| Stored rows |

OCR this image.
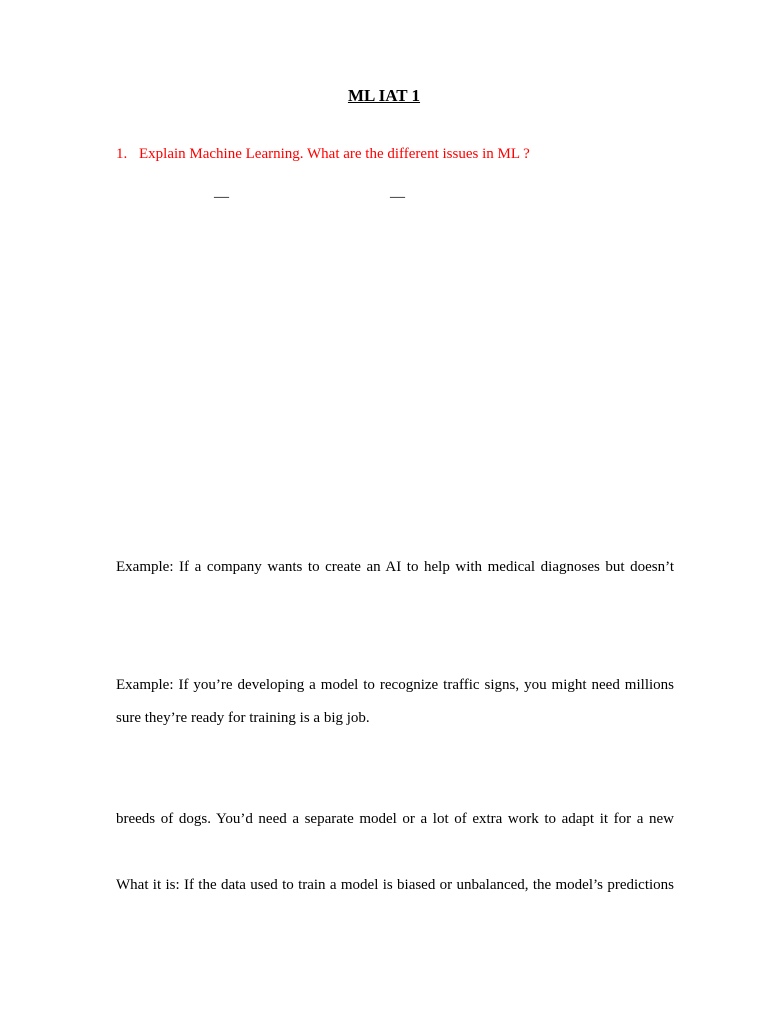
ML IAT 1
1. Explain Machine Learning. What are the different issues in ML ?
—	—
Example: If a company wants to create an AI to help with medical diagnoses but doesn’t
Example: If you’re developing a model to recognize traffic signs, you might need millions
sure they’re ready for training is a big job.
breeds of dogs. You’d need a separate model or a lot of extra work to adapt it for a new
What it is: If the data used to train a model is biased or unbalanced, the model’s predictions
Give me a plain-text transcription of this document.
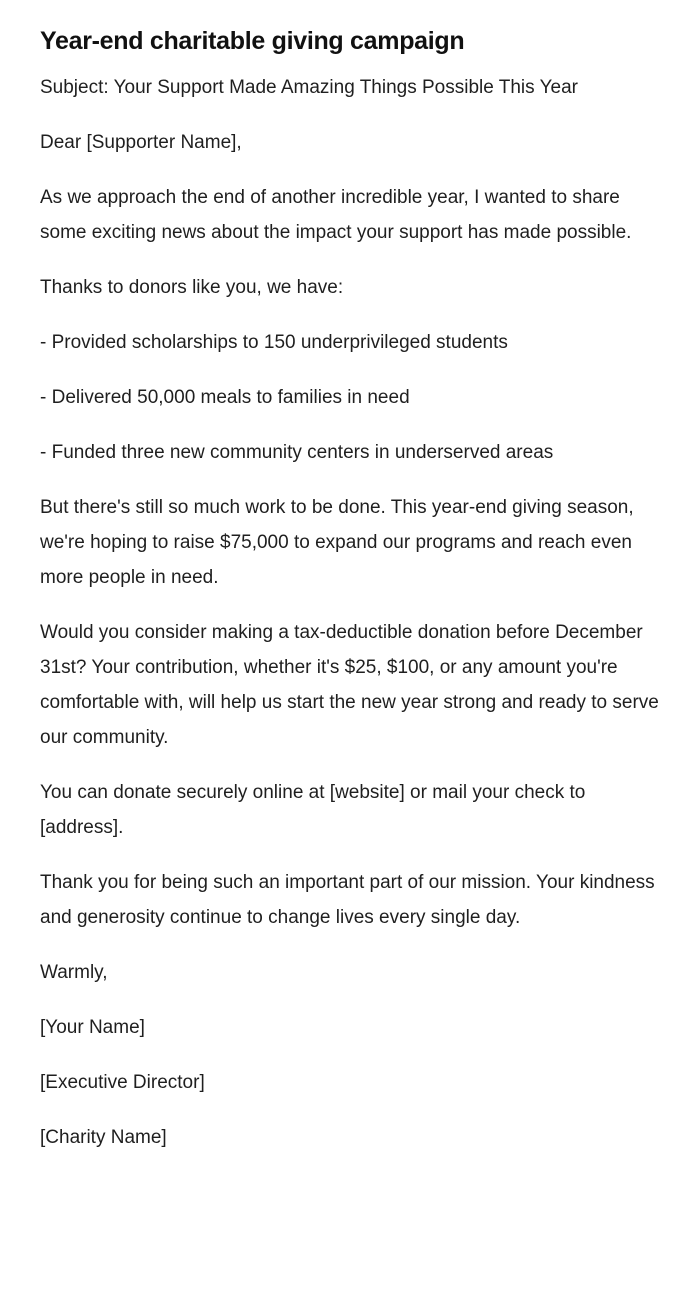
Year-end charitable giving campaign

Subject: Your Support Made Amazing Things Possible This Year

Dear [Supporter Name],

As we approach the end of another incredible year, I wanted to share some exciting news about the impact your support has made possible.

Thanks to donors like you, we have:

- Provided scholarships to 150 underprivileged students

- Delivered 50,000 meals to families in need

- Funded three new community centers in underserved areas

But there's still so much work to be done. This year-end giving season, we're hoping to raise $75,000 to expand our programs and reach even more people in need.

Would you consider making a tax-deductible donation before December 31st? Your contribution, whether it's $25, $100, or any amount you're comfortable with, will help us start the new year strong and ready to serve our community.

You can donate securely online at [website] or mail your check to [address].

Thank you for being such an important part of our mission. Your kindness and generosity continue to change lives every single day.

Warmly,

[Your Name]

[Executive Director]

[Charity Name]
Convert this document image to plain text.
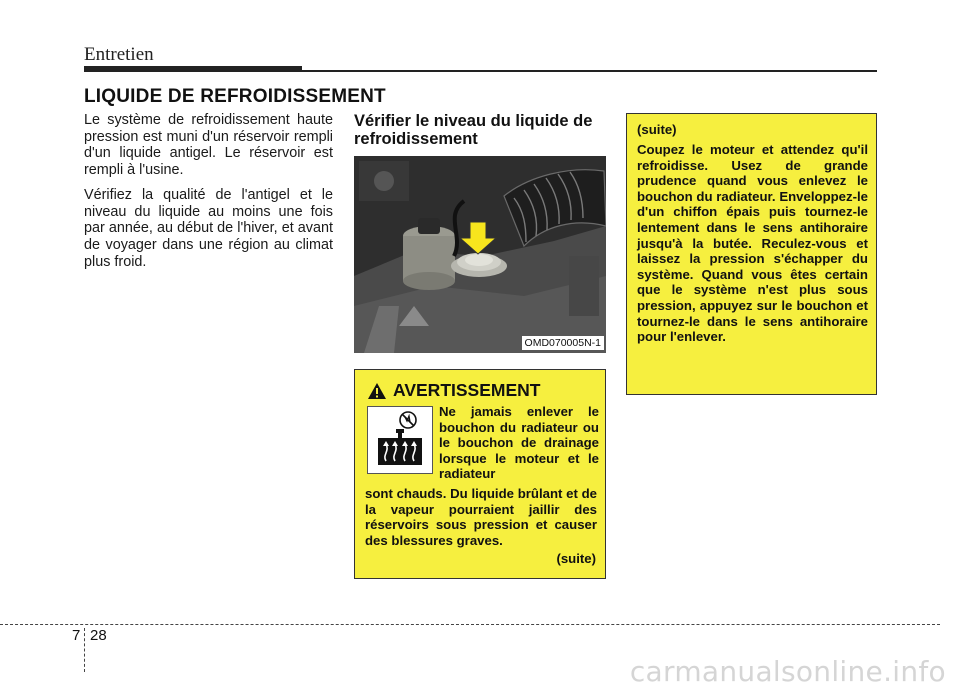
Entretien
LIQUIDE DE REFROIDISSEMENT

Le système de refroidissement haute pression est muni d'un réservoir rempli d'un liquide antigel. Le réservoir est rempli à l'usine.

Vérifiez la qualité de l'antigel et le niveau du liquide au moins une fois par année, au début de l'hiver, et avant de voyager dans une région au climat plus froid.

Vérifier le niveau du liquide de refroidissement
OMD070005N-1
AVERTISSEMENT
Ne jamais enlever le bouchon du radiateur ou le bouchon de drainage lorsque le moteur et le radiateur
sont chauds. Du liquide brûlant et de la vapeur pourraient jaillir des réservoirs sous pression et causer des blessures graves.
(suite)
(suite)
Coupez le moteur et attendez qu'il refroidisse. Usez de grande prudence quand vous enlevez le bouchon du radiateur. Enveloppez-le d'un chiffon épais puis tournez-le lentement dans le sens antihoraire jusqu'à la butée. Reculez-vous et laissez la pression s'échapper du système. Quand vous êtes certain que le système n'est plus sous pression, appuyez sur le bouchon et tournez-le dans le sens antihoraire pour l'enlever.
7 28
carmanualsonline.info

| Task goal |
Set down every record once more, word for word, without pictures.

| Written solution |
OCR this image.
ML IAT 1
1. Explain Machine Learning. What are the different issues in ML ?
—	—
Example: If a company wants to create an AI to help with medical diagnoses but doesn’t
Example: If you’re developing a model to recognize traffic signs, you might need millions
sure they’re ready for training is a big job.
breeds of dogs. You’d need a separate model or a lot of extra work to adapt it for a new
What it is: If the data used to train a model is biased or unbalanced, the model’s predictions
Give me a plain-text transcription of this document.
Year-end charitable giving campaign

Subject: Your Support Made Amazing Things Possible This Year

Dear [Supporter Name],

As we approach the end of another incredible year, I wanted to share some exciting news about the impact your support has made possible.

Thanks to donors like you, we have:

- Provided scholarships to 150 underprivileged students

- Delivered 50,000 meals to families in need

- Funded three new community centers in underserved areas

But there's still so much work to be done. This year-end giving season, we're hoping to raise $75,000 to expand our programs and reach even more people in need.

Would you consider making a tax-deductible donation before December 31st? Your contribution, whether it's $25, $100, or any amount you're comfortable with, will help us start the new year strong and ready to serve our community.

You can donate securely online at [website] or mail your check to [address].

Thank you for being such an important part of our mission. Your kindness and generosity continue to change lives every single day.

Warmly,

[Your Name]

[Executive Director]

[Charity Name]
Convert this document image to plain text.
Entretien
LIQUIDE DE REFROIDISSEMENT

Le système de refroidissement haute pression est muni d'un réservoir rempli d'un liquide antigel. Le réservoir est rempli à l'usine.

Vérifiez la qualité de l'antigel et le niveau du liquide au moins une fois par année, au début de l'hiver, et avant de voyager dans une région au climat plus froid.

Vérifier le niveau du liquide de refroidissement
OMD070005N-1
AVERTISSEMENT
Ne jamais enlever le bouchon du radiateur ou le bouchon de drainage lorsque le moteur et le radiateur
sont chauds. Du liquide brûlant et de la vapeur pourraient jaillir des réservoirs sous pression et causer des blessures graves.
(suite)
(suite)
Coupez le moteur et attendez qu'il refroidisse. Usez de grande prudence quand vous enlevez le bouchon du radiateur. Enveloppez-le d'un chiffon épais puis tournez-le lentement dans le sens antihoraire jusqu'à la butée. Reculez-vous et laissez la pression s'échapper du système. Quand vous êtes certain que le système n'est plus sous pression, appuyez sur le bouchon et tournez-le dans le sens antihoraire pour l'enlever.
7 28
carmanualsonline.info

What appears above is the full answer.